From the listing below, pick out each line with the word "especificações".

(Stored entries)

::::

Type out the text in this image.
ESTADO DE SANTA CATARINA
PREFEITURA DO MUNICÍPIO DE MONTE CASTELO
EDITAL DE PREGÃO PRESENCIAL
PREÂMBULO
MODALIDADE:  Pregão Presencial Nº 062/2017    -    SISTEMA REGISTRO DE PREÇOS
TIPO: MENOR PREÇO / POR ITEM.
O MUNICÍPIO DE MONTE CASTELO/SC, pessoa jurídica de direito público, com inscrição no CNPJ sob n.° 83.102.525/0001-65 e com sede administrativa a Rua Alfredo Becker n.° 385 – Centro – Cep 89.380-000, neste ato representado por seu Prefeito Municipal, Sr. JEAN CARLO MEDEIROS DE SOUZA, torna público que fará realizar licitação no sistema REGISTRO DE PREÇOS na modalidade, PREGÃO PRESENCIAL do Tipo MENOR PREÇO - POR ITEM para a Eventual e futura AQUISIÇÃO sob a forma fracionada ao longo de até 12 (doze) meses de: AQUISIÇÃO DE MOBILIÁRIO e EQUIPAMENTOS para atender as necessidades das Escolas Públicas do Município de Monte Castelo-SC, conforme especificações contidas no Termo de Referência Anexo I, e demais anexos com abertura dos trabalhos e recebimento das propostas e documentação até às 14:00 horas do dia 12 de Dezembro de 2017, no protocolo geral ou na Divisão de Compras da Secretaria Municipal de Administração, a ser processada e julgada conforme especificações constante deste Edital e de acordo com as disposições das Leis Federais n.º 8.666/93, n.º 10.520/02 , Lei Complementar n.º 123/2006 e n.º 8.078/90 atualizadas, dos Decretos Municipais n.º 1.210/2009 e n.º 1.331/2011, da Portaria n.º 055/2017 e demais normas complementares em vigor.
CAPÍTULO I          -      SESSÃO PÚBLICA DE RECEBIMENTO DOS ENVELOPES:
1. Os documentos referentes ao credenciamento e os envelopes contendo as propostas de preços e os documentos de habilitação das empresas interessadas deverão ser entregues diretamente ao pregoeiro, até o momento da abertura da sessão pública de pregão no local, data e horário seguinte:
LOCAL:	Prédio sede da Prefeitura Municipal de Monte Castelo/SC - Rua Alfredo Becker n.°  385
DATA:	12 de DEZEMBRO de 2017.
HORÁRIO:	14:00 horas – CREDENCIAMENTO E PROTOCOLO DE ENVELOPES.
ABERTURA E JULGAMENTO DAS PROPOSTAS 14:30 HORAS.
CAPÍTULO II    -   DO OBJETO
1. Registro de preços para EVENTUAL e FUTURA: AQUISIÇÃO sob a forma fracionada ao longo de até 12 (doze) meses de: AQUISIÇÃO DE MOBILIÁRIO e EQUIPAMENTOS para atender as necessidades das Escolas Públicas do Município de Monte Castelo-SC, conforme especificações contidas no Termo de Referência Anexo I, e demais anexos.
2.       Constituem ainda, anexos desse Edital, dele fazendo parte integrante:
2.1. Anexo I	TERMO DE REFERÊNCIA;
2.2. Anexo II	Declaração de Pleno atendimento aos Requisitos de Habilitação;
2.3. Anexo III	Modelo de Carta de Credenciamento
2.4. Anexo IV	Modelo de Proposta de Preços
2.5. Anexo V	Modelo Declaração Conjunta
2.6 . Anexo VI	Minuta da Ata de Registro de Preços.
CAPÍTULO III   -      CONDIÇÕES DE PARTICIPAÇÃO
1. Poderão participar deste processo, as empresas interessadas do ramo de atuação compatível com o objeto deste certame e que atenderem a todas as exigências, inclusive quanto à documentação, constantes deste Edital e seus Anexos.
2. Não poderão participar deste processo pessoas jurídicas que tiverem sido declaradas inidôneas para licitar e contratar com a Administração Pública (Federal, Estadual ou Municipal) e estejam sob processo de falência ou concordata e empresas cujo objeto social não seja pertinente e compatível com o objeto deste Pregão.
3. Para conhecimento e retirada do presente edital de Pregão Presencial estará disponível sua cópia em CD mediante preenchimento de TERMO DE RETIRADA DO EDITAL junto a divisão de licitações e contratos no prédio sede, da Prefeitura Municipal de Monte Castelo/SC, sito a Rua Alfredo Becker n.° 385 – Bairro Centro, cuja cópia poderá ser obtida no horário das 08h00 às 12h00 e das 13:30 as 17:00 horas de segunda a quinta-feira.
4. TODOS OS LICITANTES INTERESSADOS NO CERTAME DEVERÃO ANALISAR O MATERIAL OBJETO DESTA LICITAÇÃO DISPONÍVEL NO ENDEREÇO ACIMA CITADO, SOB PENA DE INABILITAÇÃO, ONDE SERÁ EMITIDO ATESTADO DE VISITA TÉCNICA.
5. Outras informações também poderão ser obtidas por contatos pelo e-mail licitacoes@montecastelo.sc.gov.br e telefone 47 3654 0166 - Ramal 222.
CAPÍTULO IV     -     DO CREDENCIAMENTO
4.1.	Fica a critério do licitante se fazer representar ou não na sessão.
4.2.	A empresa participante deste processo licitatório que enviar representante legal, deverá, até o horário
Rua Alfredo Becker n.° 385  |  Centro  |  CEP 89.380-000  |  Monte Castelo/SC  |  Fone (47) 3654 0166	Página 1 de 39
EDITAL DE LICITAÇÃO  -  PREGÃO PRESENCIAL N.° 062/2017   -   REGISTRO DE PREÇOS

::::

### Full output
O MUNICÍPIO DE MONTE CASTELO/SC, pessoa jurídica de direito público, com inscrição no CNPJ sob n.° 83.102.525/0001-65 e com sede administrativa a Rua Alfredo Becker n.° 385 – Centro – Cep 89.380-000, neste ato representado por seu Prefeito Municipal, Sr. JEAN CARLO MEDEIROS DE SOUZA, torna público que fará realizar licitação no sistema REGISTRO DE PREÇOS na modalidade, PREGÃO PRESENCIAL do Tipo MENOR PREÇO - POR ITEM para a Eventual e futura AQUISIÇÃO sob a forma fracionada ao longo de até 12 (doze) meses de: AQUISIÇÃO DE MOBILIÁRIO e EQUIPAMENTOS para atender as necessidades das Escolas Públicas do Município de Monte Castelo-SC, conforme especificações contidas no Termo de Referência Anexo I, e demais anexos com abertura dos trabalhos e recebimento das propostas e documentação até às 14:00 horas do dia 12 de Dezembro de 2017, no protocolo geral ou na Divisão de Compras da Secretaria Municipal de Administração, a ser processada e julgada conforme especificações constante deste Edital e de acordo com as disposições das Leis Federais n.º 8.666/93, n.º 10.520/02 , Lei Complementar n.º 123/2006 e n.º 8.078/90 atualizadas, dos Decretos Municipais n.º 1.210/2009 e n.º 1.331/2011, da Portaria n.º 055/2017 e demais normas complementares em vigor.
1. Registro de preços para EVENTUAL e FUTURA: AQUISIÇÃO sob a forma fracionada ao longo de até 12 (doze) meses de: AQUISIÇÃO DE MOBILIÁRIO e EQUIPAMENTOS para atender as necessidades das Escolas Públicas do Município de Monte Castelo-SC, conforme especificações contidas no Termo de Referência Anexo I, e demais anexos.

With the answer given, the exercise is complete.